━━ Data records

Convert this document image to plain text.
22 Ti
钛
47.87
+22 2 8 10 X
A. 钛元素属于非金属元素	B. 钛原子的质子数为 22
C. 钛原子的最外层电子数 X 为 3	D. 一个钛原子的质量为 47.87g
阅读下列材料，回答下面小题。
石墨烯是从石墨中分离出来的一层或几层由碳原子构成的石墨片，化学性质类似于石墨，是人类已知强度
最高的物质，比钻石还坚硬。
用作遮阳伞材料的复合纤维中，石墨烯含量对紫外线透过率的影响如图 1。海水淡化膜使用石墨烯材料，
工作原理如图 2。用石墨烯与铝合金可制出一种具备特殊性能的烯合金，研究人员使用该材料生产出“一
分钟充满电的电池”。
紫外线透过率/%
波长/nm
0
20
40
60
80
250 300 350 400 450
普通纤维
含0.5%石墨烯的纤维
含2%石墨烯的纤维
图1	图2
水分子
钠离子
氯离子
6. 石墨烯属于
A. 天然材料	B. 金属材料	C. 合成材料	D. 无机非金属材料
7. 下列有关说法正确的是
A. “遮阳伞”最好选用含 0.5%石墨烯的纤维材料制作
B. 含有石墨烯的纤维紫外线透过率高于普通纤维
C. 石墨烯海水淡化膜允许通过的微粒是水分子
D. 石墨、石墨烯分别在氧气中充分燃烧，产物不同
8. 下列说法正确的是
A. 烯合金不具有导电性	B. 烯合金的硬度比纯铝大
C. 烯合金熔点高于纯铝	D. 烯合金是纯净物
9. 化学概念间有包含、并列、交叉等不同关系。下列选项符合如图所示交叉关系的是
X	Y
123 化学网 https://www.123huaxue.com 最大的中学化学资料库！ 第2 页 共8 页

━━━━

* **Set problem**
Reproduce all data above, unchanged.

* **Answer below**
Convert this document image to plain text.
22 Ti
钛
47.87
+22 2 8 10 X
A. 钛元素属于非金属元素	B. 钛原子的质子数为 22
C. 钛原子的最外层电子数 X 为 3	D. 一个钛原子的质量为 47.87g
阅读下列材料，回答下面小题。
石墨烯是从石墨中分离出来的一层或几层由碳原子构成的石墨片，化学性质类似于石墨，是人类已知强度
最高的物质，比钻石还坚硬。
用作遮阳伞材料的复合纤维中，石墨烯含量对紫外线透过率的影响如图 1。海水淡化膜使用石墨烯材料，
工作原理如图 2。用石墨烯与铝合金可制出一种具备特殊性能的烯合金，研究人员使用该材料生产出“一
分钟充满电的电池”。
紫外线透过率/%
波长/nm
0
20
40
60
80
250 300 350 400 450
普通纤维
含0.5%石墨烯的纤维
含2%石墨烯的纤维
图1	图2
水分子
钠离子
氯离子
6. 石墨烯属于
A. 天然材料	B. 金属材料	C. 合成材料	D. 无机非金属材料
7. 下列有关说法正确的是
A. “遮阳伞”最好选用含 0.5%石墨烯的纤维材料制作
B. 含有石墨烯的纤维紫外线透过率高于普通纤维
C. 石墨烯海水淡化膜允许通过的微粒是水分子
D. 石墨、石墨烯分别在氧气中充分燃烧，产物不同
8. 下列说法正确的是
A. 烯合金不具有导电性	B. 烯合金的硬度比纯铝大
C. 烯合金熔点高于纯铝	D. 烯合金是纯净物
9. 化学概念间有包含、并列、交叉等不同关系。下列选项符合如图所示交叉关系的是
X	Y
123 化学网 https://www.123huaxue.com 最大的中学化学资料库！ 第2 页 共8 页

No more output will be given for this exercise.